(Dataset rows)
────────────────

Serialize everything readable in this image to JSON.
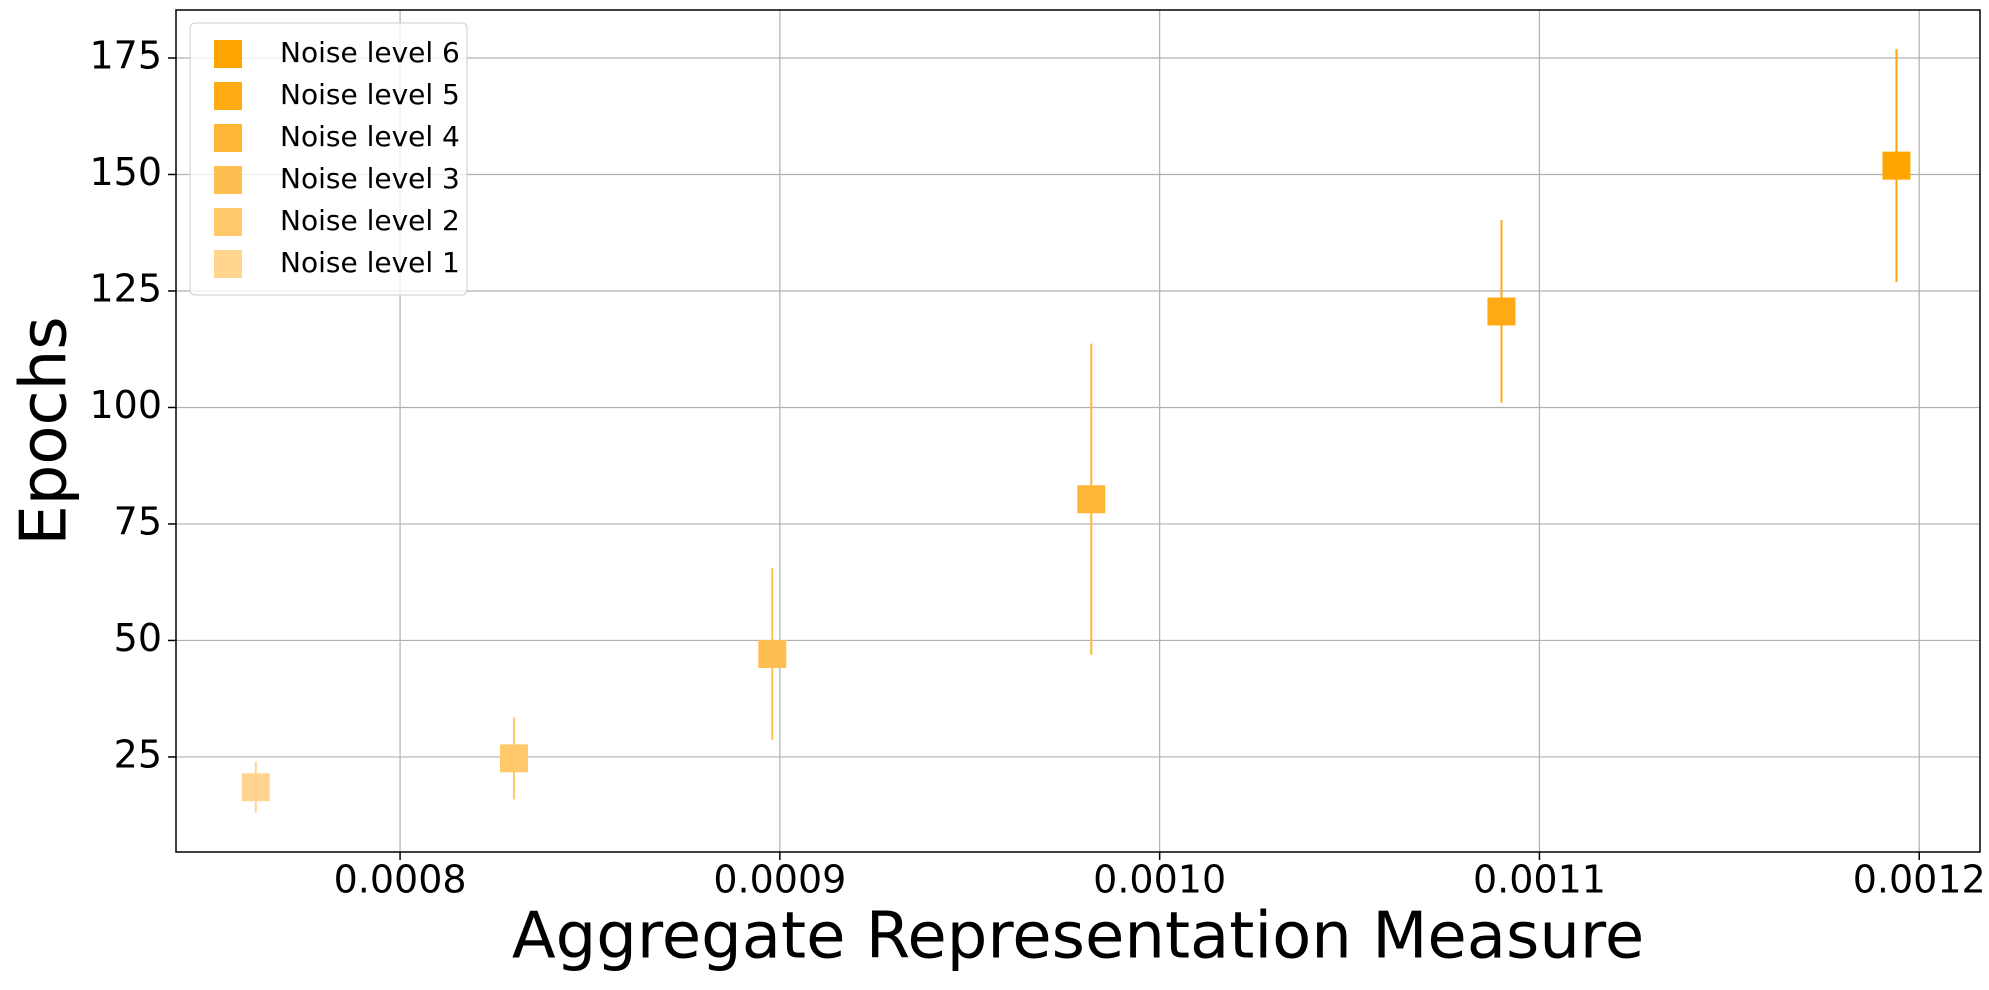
{
  "chart_data": {
    "type": "scatter",
    "x_label": "Aggregate Representation Measure",
    "y_label": "Epochs",
    "xlim": [
      0.000741,
      0.001216
    ],
    "ylim": [
      4.6,
      185.3
    ],
    "xticks": [
      0.0008,
      0.0009,
      {
        "value": 0.001,
        "label": "0.0010"
      },
      0.0011,
      0.0012
    ],
    "yticks": [
      25,
      50,
      75,
      100,
      125,
      150,
      175
    ],
    "grid": true,
    "legend": "upper left",
    "series": [
      {
        "name": "Noise level 6",
        "color": "#ffa500",
        "x": [
          0.001194
        ],
        "values": [
          151.9
        ],
        "errors": [
          25
        ]
      },
      {
        "name": "Noise level 5",
        "color": "#ffaa14",
        "x": [
          0.00109
        ],
        "values": [
          120.6
        ],
        "errors": [
          19.6
        ]
      },
      {
        "name": "Noise level 4",
        "color": "#ffb535",
        "x": [
          0.000982
        ],
        "values": [
          80.3
        ],
        "errors": [
          33.4
        ]
      },
      {
        "name": "Noise level 3",
        "color": "#ffbf50",
        "x": [
          0.000898
        ],
        "values": [
          47.1
        ],
        "errors": [
          18.4
        ]
      },
      {
        "name": "Noise level 2",
        "color": "#ffc96b",
        "x": [
          0.00083
        ],
        "values": [
          24.7
        ],
        "errors": [
          8.8
        ]
      },
      {
        "name": "Noise level 1",
        "color": "#ffd590",
        "x": [
          0.000762
        ],
        "values": [
          18.5
        ],
        "errors": [
          5.5
        ]
      }
    ]
  }
}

────────────────

Each line of the material above either contains the word "color" or does not; state how many do, and nothing else.

6